### What this task involves
Please pull out every line that includes the string "face".

===== The input =====

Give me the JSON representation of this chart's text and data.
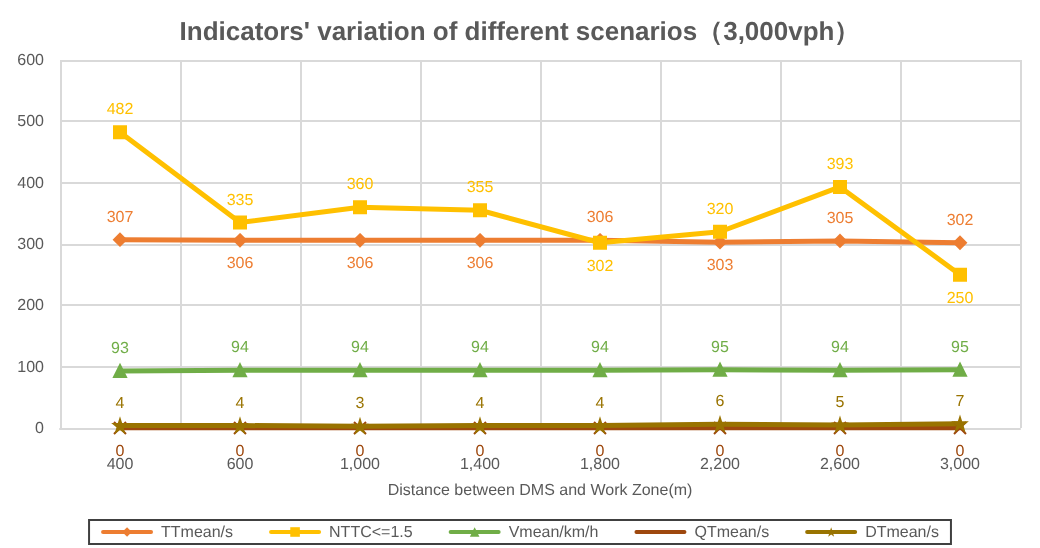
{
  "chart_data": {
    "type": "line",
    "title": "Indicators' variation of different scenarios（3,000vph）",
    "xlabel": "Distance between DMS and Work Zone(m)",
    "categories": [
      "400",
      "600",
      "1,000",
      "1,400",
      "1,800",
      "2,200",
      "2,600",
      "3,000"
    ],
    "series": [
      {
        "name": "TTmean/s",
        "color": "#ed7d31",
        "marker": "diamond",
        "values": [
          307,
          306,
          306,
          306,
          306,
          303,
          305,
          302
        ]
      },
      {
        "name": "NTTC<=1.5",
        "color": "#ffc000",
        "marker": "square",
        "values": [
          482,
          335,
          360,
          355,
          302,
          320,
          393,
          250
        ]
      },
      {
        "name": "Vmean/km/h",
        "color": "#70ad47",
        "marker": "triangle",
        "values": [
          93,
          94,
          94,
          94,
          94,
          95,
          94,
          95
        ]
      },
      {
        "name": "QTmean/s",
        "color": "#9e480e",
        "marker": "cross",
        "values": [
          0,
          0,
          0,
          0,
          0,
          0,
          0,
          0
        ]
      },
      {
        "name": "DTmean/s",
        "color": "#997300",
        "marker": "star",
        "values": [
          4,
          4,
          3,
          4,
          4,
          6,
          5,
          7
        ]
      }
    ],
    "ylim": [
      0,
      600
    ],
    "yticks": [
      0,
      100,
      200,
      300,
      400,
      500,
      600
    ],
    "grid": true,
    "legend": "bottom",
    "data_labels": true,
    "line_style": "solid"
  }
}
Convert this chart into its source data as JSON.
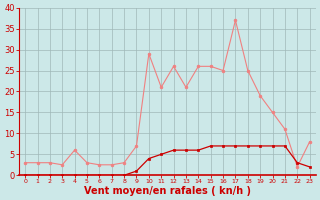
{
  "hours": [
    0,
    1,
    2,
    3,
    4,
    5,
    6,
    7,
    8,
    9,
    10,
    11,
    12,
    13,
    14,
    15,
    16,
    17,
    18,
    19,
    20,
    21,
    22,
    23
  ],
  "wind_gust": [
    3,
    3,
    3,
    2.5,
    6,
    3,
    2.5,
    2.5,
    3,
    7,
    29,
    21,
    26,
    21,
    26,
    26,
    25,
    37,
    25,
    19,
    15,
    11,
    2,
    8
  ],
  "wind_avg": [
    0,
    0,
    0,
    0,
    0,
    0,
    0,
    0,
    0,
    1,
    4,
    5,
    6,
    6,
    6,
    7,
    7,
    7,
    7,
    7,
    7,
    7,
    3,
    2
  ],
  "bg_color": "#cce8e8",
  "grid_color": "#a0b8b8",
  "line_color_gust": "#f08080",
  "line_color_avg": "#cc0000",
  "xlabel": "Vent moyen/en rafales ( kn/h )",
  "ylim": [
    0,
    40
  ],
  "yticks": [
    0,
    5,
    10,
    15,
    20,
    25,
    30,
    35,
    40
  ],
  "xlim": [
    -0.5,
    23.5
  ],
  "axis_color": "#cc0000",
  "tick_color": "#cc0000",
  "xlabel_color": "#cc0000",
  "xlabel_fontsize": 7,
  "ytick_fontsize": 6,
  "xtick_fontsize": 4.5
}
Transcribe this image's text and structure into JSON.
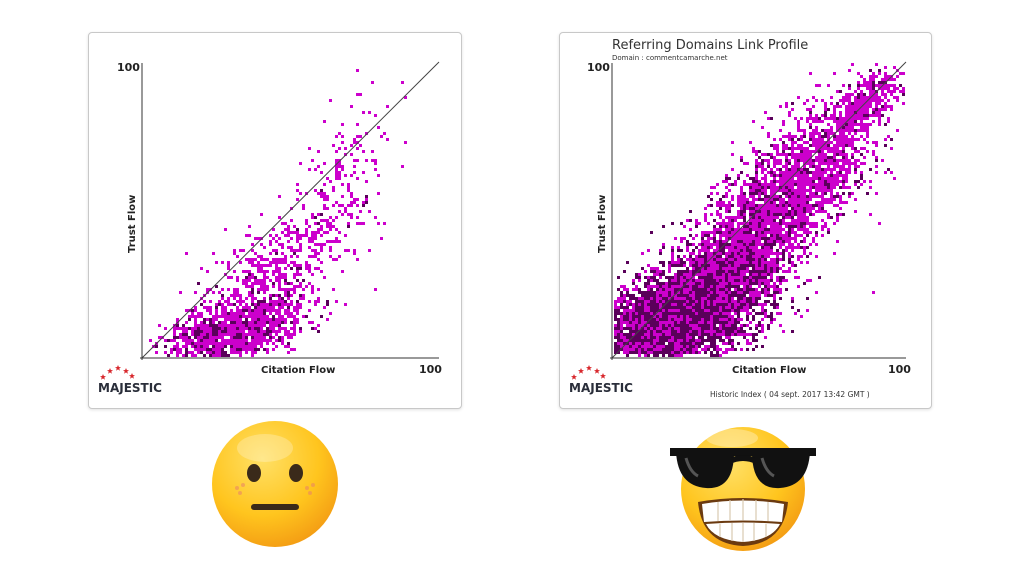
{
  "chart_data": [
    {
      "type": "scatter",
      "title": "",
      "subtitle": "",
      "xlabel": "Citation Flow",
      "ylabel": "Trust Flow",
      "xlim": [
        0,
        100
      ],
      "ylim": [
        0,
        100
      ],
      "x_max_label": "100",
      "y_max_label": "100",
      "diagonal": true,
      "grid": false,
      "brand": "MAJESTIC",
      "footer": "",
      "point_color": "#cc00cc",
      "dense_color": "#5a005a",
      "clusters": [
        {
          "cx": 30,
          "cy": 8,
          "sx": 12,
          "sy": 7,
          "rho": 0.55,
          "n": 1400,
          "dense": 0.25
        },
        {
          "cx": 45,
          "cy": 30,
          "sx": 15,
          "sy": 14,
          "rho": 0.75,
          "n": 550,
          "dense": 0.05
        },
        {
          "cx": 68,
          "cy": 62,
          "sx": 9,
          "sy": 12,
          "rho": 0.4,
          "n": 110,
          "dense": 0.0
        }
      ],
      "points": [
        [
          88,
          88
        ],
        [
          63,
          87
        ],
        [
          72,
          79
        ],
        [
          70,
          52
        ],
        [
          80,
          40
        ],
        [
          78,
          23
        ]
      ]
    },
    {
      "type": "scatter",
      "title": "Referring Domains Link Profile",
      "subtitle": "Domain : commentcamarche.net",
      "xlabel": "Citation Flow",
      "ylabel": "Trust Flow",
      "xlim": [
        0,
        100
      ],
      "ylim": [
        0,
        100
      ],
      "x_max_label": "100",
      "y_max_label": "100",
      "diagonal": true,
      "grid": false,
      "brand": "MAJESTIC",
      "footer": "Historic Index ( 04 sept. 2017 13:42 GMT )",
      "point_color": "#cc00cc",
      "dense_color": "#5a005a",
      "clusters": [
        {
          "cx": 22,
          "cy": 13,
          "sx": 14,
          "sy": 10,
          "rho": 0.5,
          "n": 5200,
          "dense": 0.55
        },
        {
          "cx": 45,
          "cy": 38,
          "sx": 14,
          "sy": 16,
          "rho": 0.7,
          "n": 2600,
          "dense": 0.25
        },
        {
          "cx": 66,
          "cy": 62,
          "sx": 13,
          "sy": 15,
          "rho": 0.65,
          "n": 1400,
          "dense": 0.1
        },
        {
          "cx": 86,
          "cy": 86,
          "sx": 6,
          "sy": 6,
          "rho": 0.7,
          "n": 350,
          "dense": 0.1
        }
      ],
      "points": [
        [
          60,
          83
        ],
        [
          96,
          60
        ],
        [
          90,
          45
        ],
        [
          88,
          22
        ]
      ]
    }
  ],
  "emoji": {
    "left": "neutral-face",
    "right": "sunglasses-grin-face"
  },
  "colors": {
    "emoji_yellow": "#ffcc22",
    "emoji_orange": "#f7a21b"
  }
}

=====

### The output
    "left": "neutral-face",
    "right": "sunglasses-grin-face"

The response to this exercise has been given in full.